Identify the lines that contain the word "will", then copy them.
**** MATERIAL TO PROCESS ****
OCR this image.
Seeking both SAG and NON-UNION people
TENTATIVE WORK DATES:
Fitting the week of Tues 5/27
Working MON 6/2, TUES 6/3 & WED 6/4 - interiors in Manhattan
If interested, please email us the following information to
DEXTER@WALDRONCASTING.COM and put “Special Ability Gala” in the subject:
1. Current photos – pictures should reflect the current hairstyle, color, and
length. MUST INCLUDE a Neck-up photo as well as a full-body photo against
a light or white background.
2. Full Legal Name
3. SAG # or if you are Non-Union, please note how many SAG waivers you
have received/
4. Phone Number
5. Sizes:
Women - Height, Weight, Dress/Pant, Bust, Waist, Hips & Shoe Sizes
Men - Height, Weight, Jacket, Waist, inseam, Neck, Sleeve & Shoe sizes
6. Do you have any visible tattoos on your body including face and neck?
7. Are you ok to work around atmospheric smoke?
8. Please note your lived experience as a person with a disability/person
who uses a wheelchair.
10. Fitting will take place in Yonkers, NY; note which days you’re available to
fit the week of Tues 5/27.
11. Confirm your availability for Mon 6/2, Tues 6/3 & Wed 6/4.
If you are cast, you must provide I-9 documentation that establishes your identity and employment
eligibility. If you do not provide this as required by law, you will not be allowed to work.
****
■ **WORKED ANSWER**
10. Fitting will take place in Yonkers, NY; note which days you’re available to
eligibility. If you do not provide this as required by law, you will not be allowed to work.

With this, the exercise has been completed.